Return the listing below word for word.

--- Begin Material shown ---

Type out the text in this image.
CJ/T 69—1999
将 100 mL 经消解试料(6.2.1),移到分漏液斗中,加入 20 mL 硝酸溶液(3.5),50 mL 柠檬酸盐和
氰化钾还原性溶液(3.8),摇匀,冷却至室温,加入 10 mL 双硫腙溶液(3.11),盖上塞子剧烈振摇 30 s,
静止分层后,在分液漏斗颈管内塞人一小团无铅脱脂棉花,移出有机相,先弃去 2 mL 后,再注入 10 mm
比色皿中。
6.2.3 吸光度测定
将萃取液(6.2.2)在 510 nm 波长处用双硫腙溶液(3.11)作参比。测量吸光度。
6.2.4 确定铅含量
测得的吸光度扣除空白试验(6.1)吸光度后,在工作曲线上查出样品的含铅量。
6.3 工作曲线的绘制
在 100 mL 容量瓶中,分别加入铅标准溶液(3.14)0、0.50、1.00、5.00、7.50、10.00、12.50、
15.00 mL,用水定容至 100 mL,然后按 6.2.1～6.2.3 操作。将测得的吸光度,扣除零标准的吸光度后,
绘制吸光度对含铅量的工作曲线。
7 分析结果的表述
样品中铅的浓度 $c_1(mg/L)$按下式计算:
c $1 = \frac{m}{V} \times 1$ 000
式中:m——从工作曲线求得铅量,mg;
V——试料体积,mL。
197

--- End Material shown ---

== Exercise output ==
Type out the text in this image.
CJ/T 69—1999
将 100 mL 经消解试料(6.2.1),移到分漏液斗中,加入 20 mL 硝酸溶液(3.5),50 mL 柠檬酸盐和
氰化钾还原性溶液(3.8),摇匀,冷却至室温,加入 10 mL 双硫腙溶液(3.11),盖上塞子剧烈振摇 30 s,
静止分层后,在分液漏斗颈管内塞人一小团无铅脱脂棉花,移出有机相,先弃去 2 mL 后,再注入 10 mm
比色皿中。
6.2.3 吸光度测定
将萃取液(6.2.2)在 510 nm 波长处用双硫腙溶液(3.11)作参比。测量吸光度。
6.2.4 确定铅含量
测得的吸光度扣除空白试验(6.1)吸光度后,在工作曲线上查出样品的含铅量。
6.3 工作曲线的绘制
在 100 mL 容量瓶中,分别加入铅标准溶液(3.14)0、0.50、1.00、5.00、7.50、10.00、12.50、
15.00 mL,用水定容至 100 mL,然后按 6.2.1～6.2.3 操作。将测得的吸光度,扣除零标准的吸光度后,
绘制吸光度对含铅量的工作曲线。
7 分析结果的表述
样品中铅的浓度 $c_1(mg/L)$按下式计算:
c $1 = \frac{m}{V} \times 1$ 000
式中:m——从工作曲线求得铅量,mg;
V——试料体积,mL。
197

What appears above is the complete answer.